REQUIREMENTS. Read the entries below and pull out each line with the string "this".

SOURCE RECORDS.

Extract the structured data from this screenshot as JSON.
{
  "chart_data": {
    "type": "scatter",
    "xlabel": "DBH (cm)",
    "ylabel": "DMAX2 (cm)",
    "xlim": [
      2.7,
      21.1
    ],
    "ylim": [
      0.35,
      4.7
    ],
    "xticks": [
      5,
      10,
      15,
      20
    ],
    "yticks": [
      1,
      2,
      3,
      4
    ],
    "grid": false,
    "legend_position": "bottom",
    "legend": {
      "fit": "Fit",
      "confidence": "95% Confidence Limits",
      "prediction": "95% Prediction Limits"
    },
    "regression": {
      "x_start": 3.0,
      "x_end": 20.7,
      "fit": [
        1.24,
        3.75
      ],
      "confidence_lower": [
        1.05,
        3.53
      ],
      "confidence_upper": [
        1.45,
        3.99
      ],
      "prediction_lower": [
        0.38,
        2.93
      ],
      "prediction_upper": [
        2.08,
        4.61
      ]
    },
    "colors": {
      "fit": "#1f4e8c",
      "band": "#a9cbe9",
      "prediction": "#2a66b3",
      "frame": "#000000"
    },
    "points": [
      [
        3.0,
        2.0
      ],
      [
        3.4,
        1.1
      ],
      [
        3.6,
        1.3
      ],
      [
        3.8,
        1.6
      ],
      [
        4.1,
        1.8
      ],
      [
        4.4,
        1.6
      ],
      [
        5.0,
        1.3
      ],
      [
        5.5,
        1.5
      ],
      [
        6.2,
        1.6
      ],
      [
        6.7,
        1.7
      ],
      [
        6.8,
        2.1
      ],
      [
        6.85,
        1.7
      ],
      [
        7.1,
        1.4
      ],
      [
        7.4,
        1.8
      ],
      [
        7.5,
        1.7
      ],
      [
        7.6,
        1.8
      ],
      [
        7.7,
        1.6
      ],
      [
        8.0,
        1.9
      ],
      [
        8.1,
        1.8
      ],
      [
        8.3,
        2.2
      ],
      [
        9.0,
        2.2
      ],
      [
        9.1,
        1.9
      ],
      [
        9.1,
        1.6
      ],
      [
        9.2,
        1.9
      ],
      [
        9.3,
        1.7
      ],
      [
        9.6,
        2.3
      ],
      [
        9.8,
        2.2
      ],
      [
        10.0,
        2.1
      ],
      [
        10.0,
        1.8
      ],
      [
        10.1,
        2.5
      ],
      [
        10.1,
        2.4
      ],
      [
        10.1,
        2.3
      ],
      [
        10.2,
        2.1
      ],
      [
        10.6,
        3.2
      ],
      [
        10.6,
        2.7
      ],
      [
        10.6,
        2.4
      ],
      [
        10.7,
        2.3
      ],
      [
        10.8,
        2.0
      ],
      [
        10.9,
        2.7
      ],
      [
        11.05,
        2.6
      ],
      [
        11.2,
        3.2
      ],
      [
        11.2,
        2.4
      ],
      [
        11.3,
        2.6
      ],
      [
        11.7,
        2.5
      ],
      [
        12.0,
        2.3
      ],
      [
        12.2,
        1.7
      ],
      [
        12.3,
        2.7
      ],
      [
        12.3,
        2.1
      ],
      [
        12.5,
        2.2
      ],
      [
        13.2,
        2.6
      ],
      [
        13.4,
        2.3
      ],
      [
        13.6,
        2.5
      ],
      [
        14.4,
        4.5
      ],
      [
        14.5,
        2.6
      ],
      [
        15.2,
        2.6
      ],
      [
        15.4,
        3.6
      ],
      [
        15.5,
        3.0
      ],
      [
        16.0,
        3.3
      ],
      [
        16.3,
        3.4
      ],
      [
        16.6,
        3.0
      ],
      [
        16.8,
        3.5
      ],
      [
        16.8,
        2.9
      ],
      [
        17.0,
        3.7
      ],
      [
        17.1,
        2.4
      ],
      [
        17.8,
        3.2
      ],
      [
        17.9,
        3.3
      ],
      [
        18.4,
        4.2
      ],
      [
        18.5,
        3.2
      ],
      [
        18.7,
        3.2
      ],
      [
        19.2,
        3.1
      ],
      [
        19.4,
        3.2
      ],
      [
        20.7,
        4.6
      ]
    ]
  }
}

==

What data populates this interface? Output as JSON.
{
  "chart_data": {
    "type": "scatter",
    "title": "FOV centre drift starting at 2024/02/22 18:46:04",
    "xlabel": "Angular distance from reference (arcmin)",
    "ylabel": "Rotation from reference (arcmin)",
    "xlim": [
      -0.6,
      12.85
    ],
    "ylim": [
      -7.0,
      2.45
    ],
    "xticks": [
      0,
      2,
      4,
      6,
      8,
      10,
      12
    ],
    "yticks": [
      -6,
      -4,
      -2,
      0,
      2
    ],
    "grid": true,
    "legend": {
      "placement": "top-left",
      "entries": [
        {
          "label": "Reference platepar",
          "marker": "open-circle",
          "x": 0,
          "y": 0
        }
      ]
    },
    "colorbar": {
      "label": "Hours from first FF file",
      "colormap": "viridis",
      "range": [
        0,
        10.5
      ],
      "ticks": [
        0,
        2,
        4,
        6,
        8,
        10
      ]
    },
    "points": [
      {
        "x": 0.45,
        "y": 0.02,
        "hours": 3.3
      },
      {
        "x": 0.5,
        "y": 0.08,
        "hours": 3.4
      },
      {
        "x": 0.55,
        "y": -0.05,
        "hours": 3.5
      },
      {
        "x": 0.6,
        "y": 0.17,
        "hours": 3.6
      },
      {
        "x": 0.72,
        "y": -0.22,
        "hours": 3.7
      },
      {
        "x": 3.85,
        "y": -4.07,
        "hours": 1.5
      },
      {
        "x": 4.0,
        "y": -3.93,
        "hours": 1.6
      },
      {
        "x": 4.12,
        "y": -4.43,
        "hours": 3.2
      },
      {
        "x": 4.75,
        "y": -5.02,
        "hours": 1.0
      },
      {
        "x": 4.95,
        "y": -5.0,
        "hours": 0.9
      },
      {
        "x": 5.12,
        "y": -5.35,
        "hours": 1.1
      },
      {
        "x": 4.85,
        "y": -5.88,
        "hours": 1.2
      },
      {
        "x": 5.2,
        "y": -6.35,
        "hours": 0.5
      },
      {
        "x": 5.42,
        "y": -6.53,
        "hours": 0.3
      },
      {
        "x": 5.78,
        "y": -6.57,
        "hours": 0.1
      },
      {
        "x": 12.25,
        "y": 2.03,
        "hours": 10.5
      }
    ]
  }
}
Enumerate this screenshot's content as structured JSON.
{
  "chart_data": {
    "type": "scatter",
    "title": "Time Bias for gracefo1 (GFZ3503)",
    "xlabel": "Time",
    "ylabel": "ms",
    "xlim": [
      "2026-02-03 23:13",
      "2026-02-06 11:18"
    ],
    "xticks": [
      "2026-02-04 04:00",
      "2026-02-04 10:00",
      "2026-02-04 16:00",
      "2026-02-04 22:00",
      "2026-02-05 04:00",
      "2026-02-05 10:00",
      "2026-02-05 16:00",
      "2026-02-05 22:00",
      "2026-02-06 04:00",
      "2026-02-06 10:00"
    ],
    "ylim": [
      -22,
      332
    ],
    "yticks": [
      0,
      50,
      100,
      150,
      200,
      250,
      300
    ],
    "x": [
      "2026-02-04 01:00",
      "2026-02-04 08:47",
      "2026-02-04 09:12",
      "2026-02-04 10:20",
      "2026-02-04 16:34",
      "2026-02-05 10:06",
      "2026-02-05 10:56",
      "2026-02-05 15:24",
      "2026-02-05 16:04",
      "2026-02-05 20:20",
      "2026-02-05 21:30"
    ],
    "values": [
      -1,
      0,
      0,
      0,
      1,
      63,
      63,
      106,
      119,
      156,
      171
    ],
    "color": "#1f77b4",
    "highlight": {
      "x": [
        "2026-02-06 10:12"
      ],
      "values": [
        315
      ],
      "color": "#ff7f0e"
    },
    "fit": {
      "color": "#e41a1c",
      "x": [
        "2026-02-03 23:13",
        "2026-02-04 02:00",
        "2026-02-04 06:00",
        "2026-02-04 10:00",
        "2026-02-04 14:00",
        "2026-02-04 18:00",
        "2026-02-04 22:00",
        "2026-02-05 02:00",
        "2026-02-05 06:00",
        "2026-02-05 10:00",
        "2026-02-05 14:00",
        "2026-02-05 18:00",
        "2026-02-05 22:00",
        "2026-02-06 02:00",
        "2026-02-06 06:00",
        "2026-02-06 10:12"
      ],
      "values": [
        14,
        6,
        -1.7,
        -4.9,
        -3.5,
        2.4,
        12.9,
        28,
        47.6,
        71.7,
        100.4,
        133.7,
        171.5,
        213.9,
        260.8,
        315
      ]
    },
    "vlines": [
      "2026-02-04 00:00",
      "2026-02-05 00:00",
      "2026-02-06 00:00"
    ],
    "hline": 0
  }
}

--

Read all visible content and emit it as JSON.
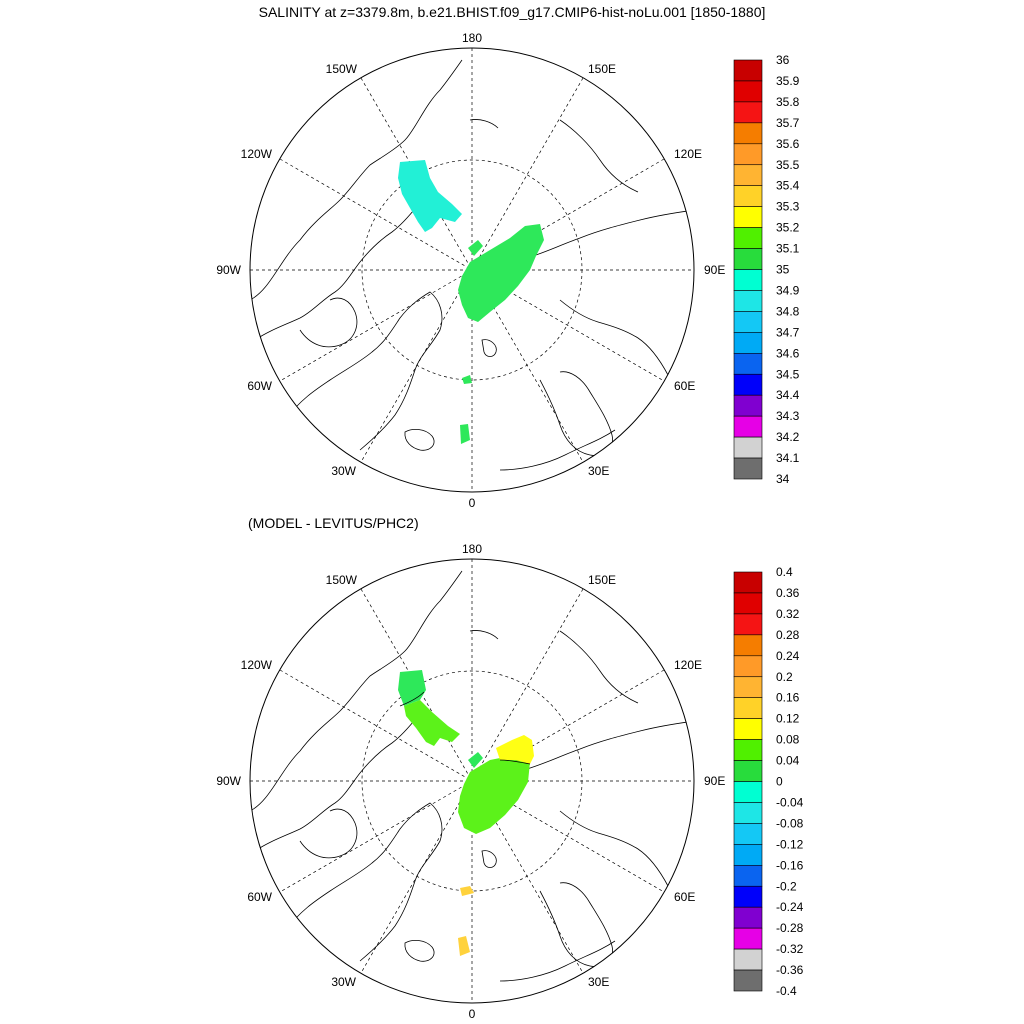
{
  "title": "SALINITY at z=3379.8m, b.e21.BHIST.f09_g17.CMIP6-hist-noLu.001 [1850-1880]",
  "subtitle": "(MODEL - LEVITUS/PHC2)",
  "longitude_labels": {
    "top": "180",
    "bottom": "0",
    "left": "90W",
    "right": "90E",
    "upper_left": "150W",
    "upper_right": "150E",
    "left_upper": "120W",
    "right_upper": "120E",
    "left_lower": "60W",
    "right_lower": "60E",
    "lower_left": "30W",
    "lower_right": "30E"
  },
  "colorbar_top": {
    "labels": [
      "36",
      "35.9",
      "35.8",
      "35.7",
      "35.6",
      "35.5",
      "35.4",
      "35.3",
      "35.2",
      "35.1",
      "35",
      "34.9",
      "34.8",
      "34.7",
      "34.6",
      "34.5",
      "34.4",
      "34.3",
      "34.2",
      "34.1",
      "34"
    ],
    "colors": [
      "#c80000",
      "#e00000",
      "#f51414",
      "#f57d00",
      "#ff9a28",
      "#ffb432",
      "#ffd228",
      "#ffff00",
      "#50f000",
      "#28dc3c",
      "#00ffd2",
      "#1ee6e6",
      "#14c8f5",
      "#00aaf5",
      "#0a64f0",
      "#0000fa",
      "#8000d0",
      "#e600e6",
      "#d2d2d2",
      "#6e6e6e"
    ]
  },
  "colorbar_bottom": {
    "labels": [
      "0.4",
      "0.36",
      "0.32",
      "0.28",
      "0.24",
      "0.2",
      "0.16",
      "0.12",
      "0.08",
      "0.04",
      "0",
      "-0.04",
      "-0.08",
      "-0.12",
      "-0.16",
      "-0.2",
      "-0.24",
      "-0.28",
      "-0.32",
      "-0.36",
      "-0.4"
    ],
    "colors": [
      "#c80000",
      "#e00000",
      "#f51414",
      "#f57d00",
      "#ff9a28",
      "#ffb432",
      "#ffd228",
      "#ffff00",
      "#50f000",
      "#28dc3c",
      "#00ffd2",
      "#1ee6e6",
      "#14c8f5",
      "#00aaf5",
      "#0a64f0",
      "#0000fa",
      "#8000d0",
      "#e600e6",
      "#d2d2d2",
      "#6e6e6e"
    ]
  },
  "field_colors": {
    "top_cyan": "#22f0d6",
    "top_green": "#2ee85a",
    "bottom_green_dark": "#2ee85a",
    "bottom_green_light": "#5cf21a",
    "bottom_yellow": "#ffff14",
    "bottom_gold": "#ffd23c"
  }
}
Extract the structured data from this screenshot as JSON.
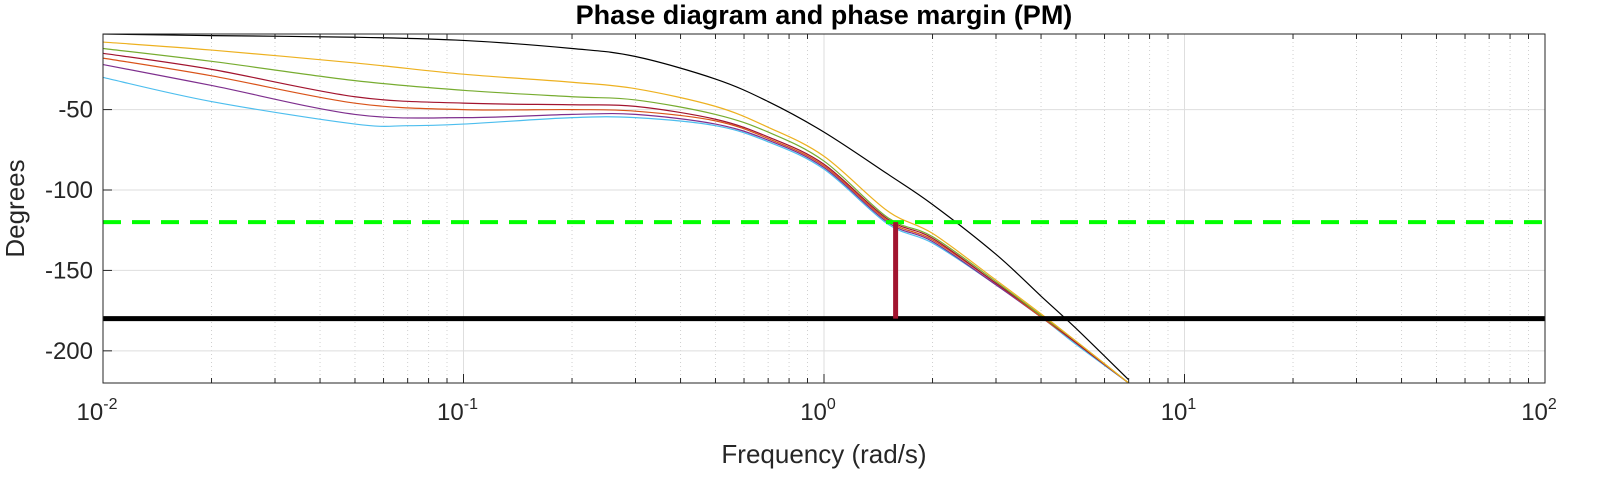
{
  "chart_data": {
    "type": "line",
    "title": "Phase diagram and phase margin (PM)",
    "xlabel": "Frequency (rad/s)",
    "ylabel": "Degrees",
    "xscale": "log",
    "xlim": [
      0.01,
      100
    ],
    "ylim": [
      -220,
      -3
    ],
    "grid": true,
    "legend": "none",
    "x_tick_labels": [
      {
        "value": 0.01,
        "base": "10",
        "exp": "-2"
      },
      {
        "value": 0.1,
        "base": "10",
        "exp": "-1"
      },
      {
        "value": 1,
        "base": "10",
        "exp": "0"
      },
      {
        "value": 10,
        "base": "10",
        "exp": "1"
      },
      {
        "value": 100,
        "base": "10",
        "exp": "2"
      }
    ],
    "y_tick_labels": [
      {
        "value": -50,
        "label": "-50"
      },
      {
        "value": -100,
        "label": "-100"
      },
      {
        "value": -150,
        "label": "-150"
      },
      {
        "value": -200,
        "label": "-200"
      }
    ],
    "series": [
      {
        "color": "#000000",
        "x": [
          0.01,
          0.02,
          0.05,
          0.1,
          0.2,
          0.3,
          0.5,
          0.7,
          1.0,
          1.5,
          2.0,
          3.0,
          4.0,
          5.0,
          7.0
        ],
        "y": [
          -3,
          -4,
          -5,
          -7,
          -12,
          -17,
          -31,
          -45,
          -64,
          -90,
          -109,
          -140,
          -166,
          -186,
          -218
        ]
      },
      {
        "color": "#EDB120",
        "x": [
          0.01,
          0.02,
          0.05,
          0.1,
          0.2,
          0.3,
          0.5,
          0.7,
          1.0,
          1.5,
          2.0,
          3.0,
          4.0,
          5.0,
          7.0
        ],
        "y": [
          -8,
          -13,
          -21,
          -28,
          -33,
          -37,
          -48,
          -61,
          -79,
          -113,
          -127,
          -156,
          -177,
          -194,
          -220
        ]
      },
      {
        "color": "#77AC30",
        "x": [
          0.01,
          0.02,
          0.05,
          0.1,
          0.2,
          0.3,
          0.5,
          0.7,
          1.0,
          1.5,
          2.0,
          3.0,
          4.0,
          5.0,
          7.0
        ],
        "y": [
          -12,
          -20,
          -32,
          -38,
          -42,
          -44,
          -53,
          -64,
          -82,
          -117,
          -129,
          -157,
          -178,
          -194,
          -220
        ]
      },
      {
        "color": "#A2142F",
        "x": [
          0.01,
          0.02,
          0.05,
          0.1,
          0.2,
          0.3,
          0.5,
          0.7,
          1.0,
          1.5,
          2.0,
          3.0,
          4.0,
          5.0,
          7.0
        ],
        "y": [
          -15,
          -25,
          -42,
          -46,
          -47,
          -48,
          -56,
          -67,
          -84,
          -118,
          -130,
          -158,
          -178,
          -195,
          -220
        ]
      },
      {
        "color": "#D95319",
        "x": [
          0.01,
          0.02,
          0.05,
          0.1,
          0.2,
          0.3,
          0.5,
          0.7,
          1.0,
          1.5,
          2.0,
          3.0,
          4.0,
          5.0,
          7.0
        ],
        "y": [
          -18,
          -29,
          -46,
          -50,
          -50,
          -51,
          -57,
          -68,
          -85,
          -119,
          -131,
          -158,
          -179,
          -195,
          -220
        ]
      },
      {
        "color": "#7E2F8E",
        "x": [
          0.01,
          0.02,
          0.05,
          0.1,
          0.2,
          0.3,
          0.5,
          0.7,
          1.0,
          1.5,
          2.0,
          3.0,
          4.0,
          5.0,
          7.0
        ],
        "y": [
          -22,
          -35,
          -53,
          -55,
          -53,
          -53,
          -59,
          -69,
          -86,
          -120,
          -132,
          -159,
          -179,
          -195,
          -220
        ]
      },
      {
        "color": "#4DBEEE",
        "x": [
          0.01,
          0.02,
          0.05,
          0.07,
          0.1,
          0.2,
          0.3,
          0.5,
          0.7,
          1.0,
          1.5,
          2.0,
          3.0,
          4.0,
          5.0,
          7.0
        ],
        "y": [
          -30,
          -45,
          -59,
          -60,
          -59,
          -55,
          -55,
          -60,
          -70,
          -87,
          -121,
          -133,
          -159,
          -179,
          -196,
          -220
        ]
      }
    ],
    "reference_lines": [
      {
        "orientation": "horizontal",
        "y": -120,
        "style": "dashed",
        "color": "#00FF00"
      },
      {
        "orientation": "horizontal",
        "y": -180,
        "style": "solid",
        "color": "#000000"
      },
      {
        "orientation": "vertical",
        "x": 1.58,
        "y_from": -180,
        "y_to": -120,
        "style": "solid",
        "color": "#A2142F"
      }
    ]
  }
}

OUTPUT OF THE EXERCISE.
Extract the structured data from this screenshot as JSON.
What data populates this interface? Output as JSON.
Enumerate this screenshot's content as structured JSON.
Extract the structured data from this screenshot as JSON.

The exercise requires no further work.